Restate the complete material exactly.
-- START --
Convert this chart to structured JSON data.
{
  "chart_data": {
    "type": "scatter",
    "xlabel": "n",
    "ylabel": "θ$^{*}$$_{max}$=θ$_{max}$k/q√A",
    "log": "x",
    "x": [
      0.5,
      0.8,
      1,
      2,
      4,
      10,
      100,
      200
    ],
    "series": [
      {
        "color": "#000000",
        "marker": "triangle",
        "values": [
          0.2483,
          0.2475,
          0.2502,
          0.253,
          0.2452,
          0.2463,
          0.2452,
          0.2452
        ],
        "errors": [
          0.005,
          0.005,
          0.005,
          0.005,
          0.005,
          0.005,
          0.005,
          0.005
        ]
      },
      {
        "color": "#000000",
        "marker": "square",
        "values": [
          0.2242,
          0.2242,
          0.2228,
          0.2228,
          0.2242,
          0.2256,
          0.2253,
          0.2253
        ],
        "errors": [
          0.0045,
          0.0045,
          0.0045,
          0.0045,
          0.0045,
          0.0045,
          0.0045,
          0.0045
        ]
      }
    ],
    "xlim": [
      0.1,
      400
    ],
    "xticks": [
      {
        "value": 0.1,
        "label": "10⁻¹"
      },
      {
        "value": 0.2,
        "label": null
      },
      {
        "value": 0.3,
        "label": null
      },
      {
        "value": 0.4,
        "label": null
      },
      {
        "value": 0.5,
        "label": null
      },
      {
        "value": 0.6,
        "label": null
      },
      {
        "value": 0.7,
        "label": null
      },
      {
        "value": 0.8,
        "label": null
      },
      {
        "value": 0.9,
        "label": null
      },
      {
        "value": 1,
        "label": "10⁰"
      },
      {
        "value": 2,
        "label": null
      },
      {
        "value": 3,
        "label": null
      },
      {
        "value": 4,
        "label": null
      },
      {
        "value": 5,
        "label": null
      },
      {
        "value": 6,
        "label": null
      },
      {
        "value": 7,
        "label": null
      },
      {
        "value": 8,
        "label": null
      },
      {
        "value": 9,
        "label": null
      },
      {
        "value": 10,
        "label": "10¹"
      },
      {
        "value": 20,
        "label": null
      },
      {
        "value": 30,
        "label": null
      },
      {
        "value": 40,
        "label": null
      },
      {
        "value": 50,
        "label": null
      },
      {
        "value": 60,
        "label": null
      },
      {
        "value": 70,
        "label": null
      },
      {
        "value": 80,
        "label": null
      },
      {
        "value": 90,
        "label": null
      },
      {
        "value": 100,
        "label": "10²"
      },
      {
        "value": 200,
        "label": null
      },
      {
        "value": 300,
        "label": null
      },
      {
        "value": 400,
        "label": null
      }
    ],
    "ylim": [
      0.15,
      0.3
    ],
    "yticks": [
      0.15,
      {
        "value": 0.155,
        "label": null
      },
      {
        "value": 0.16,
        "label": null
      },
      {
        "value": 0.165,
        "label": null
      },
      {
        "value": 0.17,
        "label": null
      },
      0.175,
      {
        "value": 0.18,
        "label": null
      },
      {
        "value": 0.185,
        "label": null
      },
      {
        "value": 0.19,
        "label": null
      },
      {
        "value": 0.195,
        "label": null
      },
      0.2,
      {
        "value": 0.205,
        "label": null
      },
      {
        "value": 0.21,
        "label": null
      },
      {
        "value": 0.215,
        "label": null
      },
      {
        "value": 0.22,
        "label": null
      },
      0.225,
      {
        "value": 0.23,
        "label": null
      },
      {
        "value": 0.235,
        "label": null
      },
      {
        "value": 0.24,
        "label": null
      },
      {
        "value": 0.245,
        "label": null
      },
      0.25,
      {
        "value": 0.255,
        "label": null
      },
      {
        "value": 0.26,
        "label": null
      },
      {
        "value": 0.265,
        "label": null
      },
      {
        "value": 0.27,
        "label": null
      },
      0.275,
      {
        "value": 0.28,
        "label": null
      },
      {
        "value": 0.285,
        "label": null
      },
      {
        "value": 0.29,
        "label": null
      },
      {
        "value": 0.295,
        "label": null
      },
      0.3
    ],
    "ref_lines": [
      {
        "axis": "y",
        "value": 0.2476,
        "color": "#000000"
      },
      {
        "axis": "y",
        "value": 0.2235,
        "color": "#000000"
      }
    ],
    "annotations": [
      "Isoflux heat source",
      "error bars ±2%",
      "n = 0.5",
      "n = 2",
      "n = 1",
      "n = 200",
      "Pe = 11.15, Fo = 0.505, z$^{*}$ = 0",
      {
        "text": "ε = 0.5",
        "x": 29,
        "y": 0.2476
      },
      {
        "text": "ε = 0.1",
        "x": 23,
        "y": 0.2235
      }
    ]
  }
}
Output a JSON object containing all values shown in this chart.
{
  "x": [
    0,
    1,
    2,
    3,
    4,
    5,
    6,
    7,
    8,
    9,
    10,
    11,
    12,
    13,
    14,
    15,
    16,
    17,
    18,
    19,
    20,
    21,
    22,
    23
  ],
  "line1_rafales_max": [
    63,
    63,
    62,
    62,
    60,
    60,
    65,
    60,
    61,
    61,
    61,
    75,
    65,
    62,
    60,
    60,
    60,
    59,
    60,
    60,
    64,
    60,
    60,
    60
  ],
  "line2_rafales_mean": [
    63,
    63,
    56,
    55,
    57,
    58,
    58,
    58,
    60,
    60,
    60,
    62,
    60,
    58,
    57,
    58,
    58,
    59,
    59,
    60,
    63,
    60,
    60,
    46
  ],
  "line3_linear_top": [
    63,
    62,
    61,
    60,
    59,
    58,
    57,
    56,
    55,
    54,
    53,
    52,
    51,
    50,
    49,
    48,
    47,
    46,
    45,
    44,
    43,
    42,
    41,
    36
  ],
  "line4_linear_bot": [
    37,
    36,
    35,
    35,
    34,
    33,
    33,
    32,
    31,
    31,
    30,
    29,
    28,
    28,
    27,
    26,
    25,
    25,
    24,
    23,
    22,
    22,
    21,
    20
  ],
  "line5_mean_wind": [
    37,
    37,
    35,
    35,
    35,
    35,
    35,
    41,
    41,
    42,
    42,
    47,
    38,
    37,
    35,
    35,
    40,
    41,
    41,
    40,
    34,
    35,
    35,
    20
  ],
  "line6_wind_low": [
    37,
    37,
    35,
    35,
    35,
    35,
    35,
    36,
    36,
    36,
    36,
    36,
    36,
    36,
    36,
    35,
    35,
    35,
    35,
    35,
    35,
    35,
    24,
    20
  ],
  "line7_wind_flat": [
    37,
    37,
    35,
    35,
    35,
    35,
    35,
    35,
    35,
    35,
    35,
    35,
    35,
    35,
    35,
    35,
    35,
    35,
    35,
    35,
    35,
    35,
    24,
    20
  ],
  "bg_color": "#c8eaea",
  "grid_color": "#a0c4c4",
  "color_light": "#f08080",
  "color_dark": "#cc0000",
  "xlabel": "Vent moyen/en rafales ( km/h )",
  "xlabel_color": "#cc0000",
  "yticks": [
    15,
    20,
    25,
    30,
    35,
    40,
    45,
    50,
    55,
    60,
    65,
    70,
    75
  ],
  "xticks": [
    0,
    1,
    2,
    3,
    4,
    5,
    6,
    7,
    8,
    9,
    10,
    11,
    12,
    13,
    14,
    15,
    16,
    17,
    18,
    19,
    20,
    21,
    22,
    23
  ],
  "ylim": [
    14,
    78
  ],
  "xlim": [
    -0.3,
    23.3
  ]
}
-- END --
- Result of this task
Convert this chart to structured JSON data.
{
  "chart_data": {
    "type": "scatter",
    "xlabel": "n",
    "ylabel": "θ$^{*}$$_{max}$=θ$_{max}$k/q√A",
    "log": "x",
    "x": [
      0.5,
      0.8,
      1,
      2,
      4,
      10,
      100,
      200
    ],
    "series": [
      {
        "color": "#000000",
        "marker": "triangle",
        "values": [
          0.2483,
          0.2475,
          0.2502,
          0.253,
          0.2452,
          0.2463,
          0.2452,
          0.2452
        ],
        "errors": [
          0.005,
          0.005,
          0.005,
          0.005,
          0.005,
          0.005,
          0.005,
          0.005
        ]
      },
      {
        "color": "#000000",
        "marker": "square",
        "values": [
          0.2242,
          0.2242,
          0.2228,
          0.2228,
          0.2242,
          0.2256,
          0.2253,
          0.2253
        ],
        "errors": [
          0.0045,
          0.0045,
          0.0045,
          0.0045,
          0.0045,
          0.0045,
          0.0045,
          0.0045
        ]
      }
    ],
    "xlim": [
      0.1,
      400
    ],
    "xticks": [
      {
        "value": 0.1,
        "label": "10⁻¹"
      },
      {
        "value": 0.2,
        "label": null
      },
      {
        "value": 0.3,
        "label": null
      },
      {
        "value": 0.4,
        "label": null
      },
      {
        "value": 0.5,
        "label": null
      },
      {
        "value": 0.6,
        "label": null
      },
      {
        "value": 0.7,
        "label": null
      },
      {
        "value": 0.8,
        "label": null
      },
      {
        "value": 0.9,
        "label": null
      },
      {
        "value": 1,
        "label": "10⁰"
      },
      {
        "value": 2,
        "label": null
      },
      {
        "value": 3,
        "label": null
      },
      {
        "value": 4,
        "label": null
      },
      {
        "value": 5,
        "label": null
      },
      {
        "value": 6,
        "label": null
      },
      {
        "value": 7,
        "label": null
      },
      {
        "value": 8,
        "label": null
      },
      {
        "value": 9,
        "label": null
      },
      {
        "value": 10,
        "label": "10¹"
      },
      {
        "value": 20,
        "label": null
      },
      {
        "value": 30,
        "label": null
      },
      {
        "value": 40,
        "label": null
      },
      {
        "value": 50,
        "label": null
      },
      {
        "value": 60,
        "label": null
      },
      {
        "value": 70,
        "label": null
      },
      {
        "value": 80,
        "label": null
      },
      {
        "value": 90,
        "label": null
      },
      {
        "value": 100,
        "label": "10²"
      },
      {
        "value": 200,
        "label": null
      },
      {
        "value": 300,
        "label": null
      },
      {
        "value": 400,
        "label": null
      }
    ],
    "ylim": [
      0.15,
      0.3
    ],
    "yticks": [
      0.15,
      {
        "value": 0.155,
        "label": null
      },
      {
        "value": 0.16,
        "label": null
      },
      {
        "value": 0.165,
        "label": null
      },
      {
        "value": 0.17,
        "label": null
      },
      0.175,
      {
        "value": 0.18,
        "label": null
      },
      {
        "value": 0.185,
        "label": null
      },
      {
        "value": 0.19,
        "label": null
      },
      {
        "value": 0.195,
        "label": null
      },
      0.2,
      {
        "value": 0.205,
        "label": null
      },
      {
        "value": 0.21,
        "label": null
      },
      {
        "value": 0.215,
        "label": null
      },
      {
        "value": 0.22,
        "label": null
      },
      0.225,
      {
        "value": 0.23,
        "label": null
      },
      {
        "value": 0.235,
        "label": null
      },
      {
        "value": 0.24,
        "label": null
      },
      {
        "value": 0.245,
        "label": null
      },
      0.25,
      {
        "value": 0.255,
        "label": null
      },
      {
        "value": 0.26,
        "label": null
      },
      {
        "value": 0.265,
        "label": null
      },
      {
        "value": 0.27,
        "label": null
      },
      0.275,
      {
        "value": 0.28,
        "label": null
      },
      {
        "value": 0.285,
        "label": null
      },
      {
        "value": 0.29,
        "label": null
      },
      {
        "value": 0.295,
        "label": null
      },
      0.3
    ],
    "ref_lines": [
      {
        "axis": "y",
        "value": 0.2476,
        "color": "#000000"
      },
      {
        "axis": "y",
        "value": 0.2235,
        "color": "#000000"
      }
    ],
    "annotations": [
      "Isoflux heat source",
      "error bars ±2%",
      "n = 0.5",
      "n = 2",
      "n = 1",
      "n = 200",
      "Pe = 11.15, Fo = 0.505, z$^{*}$ = 0",
      {
        "text": "ε = 0.5",
        "x": 29,
        "y": 0.2476
      },
      {
        "text": "ε = 0.1",
        "x": 23,
        "y": 0.2235
      }
    ]
  }
}
Output a JSON object containing all values shown in this chart.
{
  "x": [
    0,
    1,
    2,
    3,
    4,
    5,
    6,
    7,
    8,
    9,
    10,
    11,
    12,
    13,
    14,
    15,
    16,
    17,
    18,
    19,
    20,
    21,
    22,
    23
  ],
  "line1_rafales_max": [
    63,
    63,
    62,
    62,
    60,
    60,
    65,
    60,
    61,
    61,
    61,
    75,
    65,
    62,
    60,
    60,
    60,
    59,
    60,
    60,
    64,
    60,
    60,
    60
  ],
  "line2_rafales_mean": [
    63,
    63,
    56,
    55,
    57,
    58,
    58,
    58,
    60,
    60,
    60,
    62,
    60,
    58,
    57,
    58,
    58,
    59,
    59,
    60,
    63,
    60,
    60,
    46
  ],
  "line3_linear_top": [
    63,
    62,
    61,
    60,
    59,
    58,
    57,
    56,
    55,
    54,
    53,
    52,
    51,
    50,
    49,
    48,
    47,
    46,
    45,
    44,
    43,
    42,
    41,
    36
  ],
  "line4_linear_bot": [
    37,
    36,
    35,
    35,
    34,
    33,
    33,
    32,
    31,
    31,
    30,
    29,
    28,
    28,
    27,
    26,
    25,
    25,
    24,
    23,
    22,
    22,
    21,
    20
  ],
  "line5_mean_wind": [
    37,
    37,
    35,
    35,
    35,
    35,
    35,
    41,
    41,
    42,
    42,
    47,
    38,
    37,
    35,
    35,
    40,
    41,
    41,
    40,
    34,
    35,
    35,
    20
  ],
  "line6_wind_low": [
    37,
    37,
    35,
    35,
    35,
    35,
    35,
    36,
    36,
    36,
    36,
    36,
    36,
    36,
    36,
    35,
    35,
    35,
    35,
    35,
    35,
    35,
    24,
    20
  ],
  "line7_wind_flat": [
    37,
    37,
    35,
    35,
    35,
    35,
    35,
    35,
    35,
    35,
    35,
    35,
    35,
    35,
    35,
    35,
    35,
    35,
    35,
    35,
    35,
    35,
    24,
    20
  ],
  "bg_color": "#c8eaea",
  "grid_color": "#a0c4c4",
  "color_light": "#f08080",
  "color_dark": "#cc0000",
  "xlabel": "Vent moyen/en rafales ( km/h )",
  "xlabel_color": "#cc0000",
  "yticks": [
    15,
    20,
    25,
    30,
    35,
    40,
    45,
    50,
    55,
    60,
    65,
    70,
    75
  ],
  "xticks": [
    0,
    1,
    2,
    3,
    4,
    5,
    6,
    7,
    8,
    9,
    10,
    11,
    12,
    13,
    14,
    15,
    16,
    17,
    18,
    19,
    20,
    21,
    22,
    23
  ],
  "ylim": [
    14,
    78
  ],
  "xlim": [
    -0.3,
    23.3
  ]
}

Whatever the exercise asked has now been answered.